(TASK DIRECTIONS)
Write the material out again, line by line, exactly as it is.

(A run of records)

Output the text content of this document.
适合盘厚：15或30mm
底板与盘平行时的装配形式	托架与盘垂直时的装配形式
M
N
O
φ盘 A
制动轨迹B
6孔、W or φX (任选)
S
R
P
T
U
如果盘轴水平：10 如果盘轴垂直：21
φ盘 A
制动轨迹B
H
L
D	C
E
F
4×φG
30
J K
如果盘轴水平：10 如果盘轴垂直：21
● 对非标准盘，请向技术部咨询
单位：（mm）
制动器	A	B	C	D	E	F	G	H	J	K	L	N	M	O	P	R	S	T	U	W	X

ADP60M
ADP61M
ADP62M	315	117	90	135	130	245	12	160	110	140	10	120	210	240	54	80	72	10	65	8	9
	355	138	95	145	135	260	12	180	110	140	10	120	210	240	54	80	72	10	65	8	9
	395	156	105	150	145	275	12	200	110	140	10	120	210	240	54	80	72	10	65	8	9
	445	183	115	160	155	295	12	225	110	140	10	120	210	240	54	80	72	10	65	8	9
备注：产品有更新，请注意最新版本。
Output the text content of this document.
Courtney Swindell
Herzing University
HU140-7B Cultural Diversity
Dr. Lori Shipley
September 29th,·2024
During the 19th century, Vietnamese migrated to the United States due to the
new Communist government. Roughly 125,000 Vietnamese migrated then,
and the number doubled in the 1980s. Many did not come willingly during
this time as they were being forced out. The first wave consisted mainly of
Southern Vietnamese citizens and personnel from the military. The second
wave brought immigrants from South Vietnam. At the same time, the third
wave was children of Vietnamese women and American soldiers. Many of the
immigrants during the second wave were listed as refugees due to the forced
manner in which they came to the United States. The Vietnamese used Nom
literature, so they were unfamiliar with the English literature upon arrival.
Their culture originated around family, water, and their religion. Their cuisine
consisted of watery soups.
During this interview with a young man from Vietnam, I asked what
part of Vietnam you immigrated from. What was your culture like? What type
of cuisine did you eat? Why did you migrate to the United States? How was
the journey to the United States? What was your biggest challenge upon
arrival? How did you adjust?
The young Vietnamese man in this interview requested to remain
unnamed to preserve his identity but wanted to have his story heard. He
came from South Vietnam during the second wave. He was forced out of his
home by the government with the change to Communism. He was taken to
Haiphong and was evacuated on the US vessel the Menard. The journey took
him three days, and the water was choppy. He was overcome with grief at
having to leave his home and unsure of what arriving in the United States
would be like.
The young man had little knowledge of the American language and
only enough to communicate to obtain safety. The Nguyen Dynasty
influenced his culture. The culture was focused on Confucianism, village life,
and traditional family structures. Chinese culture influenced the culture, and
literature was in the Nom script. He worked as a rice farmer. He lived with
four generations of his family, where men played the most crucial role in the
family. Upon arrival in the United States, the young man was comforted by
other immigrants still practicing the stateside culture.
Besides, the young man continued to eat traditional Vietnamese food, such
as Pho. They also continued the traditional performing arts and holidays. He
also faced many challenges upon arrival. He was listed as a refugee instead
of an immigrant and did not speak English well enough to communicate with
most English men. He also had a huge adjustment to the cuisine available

(THE OUTPUT)
Output the text content of this document.
适合盘厚：15或30mm
底板与盘平行时的装配形式	托架与盘垂直时的装配形式
M
N
O
φ盘 A
制动轨迹B
6孔、W or φX (任选)
S
R
P
T
U
如果盘轴水平：10 如果盘轴垂直：21
φ盘 A
制动轨迹B
H
L
D	C
E
F
4×φG
30
J K
如果盘轴水平：10 如果盘轴垂直：21
● 对非标准盘，请向技术部咨询
单位：（mm）
制动器	A	B	C	D	E	F	G	H	J	K	L	N	M	O	P	R	S	T	U	W	X

ADP60M
ADP61M
ADP62M	315	117	90	135	130	245	12	160	110	140	10	120	210	240	54	80	72	10	65	8	9
	355	138	95	145	135	260	12	180	110	140	10	120	210	240	54	80	72	10	65	8	9
	395	156	105	150	145	275	12	200	110	140	10	120	210	240	54	80	72	10	65	8	9
	445	183	115	160	155	295	12	225	110	140	10	120	210	240	54	80	72	10	65	8	9
备注：产品有更新，请注意最新版本。
Output the text content of this document.
Courtney Swindell
Herzing University
HU140-7B Cultural Diversity
Dr. Lori Shipley
September 29th,·2024
During the 19th century, Vietnamese migrated to the United States due to the
new Communist government. Roughly 125,000 Vietnamese migrated then,
and the number doubled in the 1980s. Many did not come willingly during
this time as they were being forced out. The first wave consisted mainly of
Southern Vietnamese citizens and personnel from the military. The second
wave brought immigrants from South Vietnam. At the same time, the third
wave was children of Vietnamese women and American soldiers. Many of the
immigrants during the second wave were listed as refugees due to the forced
manner in which they came to the United States. The Vietnamese used Nom
literature, so they were unfamiliar with the English literature upon arrival.
Their culture originated around family, water, and their religion. Their cuisine
consisted of watery soups.
During this interview with a young man from Vietnam, I asked what
part of Vietnam you immigrated from. What was your culture like? What type
of cuisine did you eat? Why did you migrate to the United States? How was
the journey to the United States? What was your biggest challenge upon
arrival? How did you adjust?
The young Vietnamese man in this interview requested to remain
unnamed to preserve his identity but wanted to have his story heard. He
came from South Vietnam during the second wave. He was forced out of his
home by the government with the change to Communism. He was taken to
Haiphong and was evacuated on the US vessel the Menard. The journey took
him three days, and the water was choppy. He was overcome with grief at
having to leave his home and unsure of what arriving in the United States
would be like.
The young man had little knowledge of the American language and
only enough to communicate to obtain safety. The Nguyen Dynasty
influenced his culture. The culture was focused on Confucianism, village life,
and traditional family structures. Chinese culture influenced the culture, and
literature was in the Nom script. He worked as a rice farmer. He lived with
four generations of his family, where men played the most crucial role in the
family. Upon arrival in the United States, the young man was comforted by
other immigrants still practicing the stateside culture.
Besides, the young man continued to eat traditional Vietnamese food, such
as Pho. They also continued the traditional performing arts and holidays. He
also faced many challenges upon arrival. He was listed as a refugee instead
of an immigrant and did not speak English well enough to communicate with
most English men. He also had a huge adjustment to the cuisine available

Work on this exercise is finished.